> [Stated problem]: Scan the material for the word "content", and copy each line where it shows up.

> [Provided information]:
-- BEGIN --
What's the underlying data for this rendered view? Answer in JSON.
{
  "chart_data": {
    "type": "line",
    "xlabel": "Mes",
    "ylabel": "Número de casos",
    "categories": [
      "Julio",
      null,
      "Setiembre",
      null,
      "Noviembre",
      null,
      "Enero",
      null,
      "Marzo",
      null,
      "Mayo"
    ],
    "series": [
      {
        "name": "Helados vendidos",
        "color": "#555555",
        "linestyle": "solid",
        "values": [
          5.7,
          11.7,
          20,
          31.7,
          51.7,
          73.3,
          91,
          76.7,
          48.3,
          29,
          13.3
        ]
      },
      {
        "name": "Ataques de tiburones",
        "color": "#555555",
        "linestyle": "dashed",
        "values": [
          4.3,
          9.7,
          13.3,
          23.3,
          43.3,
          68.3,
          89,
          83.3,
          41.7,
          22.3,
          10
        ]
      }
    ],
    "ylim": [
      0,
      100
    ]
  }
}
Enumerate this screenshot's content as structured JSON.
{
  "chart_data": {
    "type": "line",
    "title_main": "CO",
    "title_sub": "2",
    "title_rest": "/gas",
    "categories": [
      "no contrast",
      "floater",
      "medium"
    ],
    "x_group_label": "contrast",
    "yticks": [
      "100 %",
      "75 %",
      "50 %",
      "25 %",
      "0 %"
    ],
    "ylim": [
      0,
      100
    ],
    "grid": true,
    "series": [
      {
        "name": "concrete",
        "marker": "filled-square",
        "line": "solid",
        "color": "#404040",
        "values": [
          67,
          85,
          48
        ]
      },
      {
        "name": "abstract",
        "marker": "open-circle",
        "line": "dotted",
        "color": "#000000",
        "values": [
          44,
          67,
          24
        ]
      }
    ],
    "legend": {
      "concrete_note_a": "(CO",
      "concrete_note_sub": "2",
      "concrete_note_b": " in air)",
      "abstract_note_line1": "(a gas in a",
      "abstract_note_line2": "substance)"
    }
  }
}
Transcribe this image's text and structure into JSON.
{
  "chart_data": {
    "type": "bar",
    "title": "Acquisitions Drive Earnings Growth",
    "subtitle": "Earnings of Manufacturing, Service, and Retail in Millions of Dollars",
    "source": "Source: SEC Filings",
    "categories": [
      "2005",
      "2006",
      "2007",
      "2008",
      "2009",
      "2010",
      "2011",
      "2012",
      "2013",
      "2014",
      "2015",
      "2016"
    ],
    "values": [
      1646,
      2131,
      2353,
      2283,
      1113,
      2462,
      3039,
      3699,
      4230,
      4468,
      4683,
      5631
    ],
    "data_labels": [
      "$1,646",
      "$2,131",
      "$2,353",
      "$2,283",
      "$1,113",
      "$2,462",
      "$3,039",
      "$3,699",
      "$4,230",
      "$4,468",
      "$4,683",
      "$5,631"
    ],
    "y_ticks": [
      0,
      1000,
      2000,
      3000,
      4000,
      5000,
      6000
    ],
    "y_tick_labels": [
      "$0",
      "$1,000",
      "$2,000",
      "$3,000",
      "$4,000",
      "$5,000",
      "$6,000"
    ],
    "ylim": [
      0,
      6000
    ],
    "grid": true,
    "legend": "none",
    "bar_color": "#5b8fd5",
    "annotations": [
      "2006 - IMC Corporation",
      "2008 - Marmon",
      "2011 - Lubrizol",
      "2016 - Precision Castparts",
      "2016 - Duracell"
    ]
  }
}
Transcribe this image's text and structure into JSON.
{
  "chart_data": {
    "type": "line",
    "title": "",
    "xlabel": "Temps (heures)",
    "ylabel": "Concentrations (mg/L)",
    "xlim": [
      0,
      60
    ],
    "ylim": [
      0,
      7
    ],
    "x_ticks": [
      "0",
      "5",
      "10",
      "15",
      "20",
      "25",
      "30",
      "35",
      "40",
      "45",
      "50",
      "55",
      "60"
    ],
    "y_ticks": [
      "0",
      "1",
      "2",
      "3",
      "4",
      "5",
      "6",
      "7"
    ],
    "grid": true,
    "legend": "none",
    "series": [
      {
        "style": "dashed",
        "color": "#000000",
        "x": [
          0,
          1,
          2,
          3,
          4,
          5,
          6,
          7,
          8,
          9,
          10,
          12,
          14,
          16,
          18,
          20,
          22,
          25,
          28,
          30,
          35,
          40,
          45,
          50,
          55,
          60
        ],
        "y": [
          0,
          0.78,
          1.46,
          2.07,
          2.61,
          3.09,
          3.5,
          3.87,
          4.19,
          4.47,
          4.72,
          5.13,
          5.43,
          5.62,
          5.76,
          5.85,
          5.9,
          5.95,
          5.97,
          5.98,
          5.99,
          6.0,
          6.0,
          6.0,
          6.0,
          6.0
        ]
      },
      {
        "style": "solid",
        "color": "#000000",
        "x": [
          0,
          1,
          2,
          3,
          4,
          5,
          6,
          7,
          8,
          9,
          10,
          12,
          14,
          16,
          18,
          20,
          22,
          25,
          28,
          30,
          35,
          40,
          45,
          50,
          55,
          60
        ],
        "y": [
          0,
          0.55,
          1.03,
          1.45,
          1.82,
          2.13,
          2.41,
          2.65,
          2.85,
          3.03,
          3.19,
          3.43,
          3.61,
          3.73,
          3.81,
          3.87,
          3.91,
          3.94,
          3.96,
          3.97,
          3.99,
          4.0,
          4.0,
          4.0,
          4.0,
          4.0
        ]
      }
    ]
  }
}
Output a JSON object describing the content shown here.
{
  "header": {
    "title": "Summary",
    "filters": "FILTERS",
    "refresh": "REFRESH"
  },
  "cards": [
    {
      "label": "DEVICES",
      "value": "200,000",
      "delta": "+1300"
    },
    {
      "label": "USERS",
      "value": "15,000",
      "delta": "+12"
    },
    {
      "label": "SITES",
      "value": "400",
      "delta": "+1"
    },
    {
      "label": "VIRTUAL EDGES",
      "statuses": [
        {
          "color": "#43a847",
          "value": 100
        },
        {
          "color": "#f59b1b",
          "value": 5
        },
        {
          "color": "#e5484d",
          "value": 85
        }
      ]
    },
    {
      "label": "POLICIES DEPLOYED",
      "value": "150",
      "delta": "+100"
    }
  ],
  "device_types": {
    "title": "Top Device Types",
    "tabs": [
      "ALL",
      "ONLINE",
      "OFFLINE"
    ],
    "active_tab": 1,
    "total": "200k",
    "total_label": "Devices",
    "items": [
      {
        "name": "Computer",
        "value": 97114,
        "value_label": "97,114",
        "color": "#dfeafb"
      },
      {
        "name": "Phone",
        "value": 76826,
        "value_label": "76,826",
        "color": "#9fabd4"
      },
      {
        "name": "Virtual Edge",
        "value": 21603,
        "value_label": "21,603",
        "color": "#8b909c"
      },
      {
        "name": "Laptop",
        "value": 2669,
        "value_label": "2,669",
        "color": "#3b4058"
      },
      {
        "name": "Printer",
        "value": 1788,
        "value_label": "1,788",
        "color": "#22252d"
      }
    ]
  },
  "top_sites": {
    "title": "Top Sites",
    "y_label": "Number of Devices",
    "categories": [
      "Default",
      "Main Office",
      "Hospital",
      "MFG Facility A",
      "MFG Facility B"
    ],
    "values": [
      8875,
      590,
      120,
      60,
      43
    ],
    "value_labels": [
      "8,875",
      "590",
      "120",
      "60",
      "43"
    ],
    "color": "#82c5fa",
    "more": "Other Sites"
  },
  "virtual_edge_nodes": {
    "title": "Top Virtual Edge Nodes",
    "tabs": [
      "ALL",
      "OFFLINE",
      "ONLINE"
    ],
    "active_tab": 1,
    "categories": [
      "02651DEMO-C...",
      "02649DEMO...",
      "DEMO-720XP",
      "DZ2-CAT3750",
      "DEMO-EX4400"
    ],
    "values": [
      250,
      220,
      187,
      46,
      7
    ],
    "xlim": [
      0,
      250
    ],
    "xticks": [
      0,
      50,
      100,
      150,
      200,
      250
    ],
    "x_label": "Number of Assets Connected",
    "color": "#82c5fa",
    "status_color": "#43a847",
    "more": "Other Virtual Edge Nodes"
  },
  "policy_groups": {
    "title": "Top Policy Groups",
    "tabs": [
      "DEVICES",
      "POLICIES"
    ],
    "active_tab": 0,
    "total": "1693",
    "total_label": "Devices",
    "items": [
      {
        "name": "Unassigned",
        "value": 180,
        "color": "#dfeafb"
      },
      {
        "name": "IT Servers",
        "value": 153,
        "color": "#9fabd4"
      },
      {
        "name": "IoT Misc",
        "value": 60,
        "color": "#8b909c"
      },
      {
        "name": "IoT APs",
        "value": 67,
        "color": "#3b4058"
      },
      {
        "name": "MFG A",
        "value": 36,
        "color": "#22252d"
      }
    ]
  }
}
-- END --
> [Task output]:
Enumerate this screenshot's content as structured JSON.
Output a JSON object describing the content shown here.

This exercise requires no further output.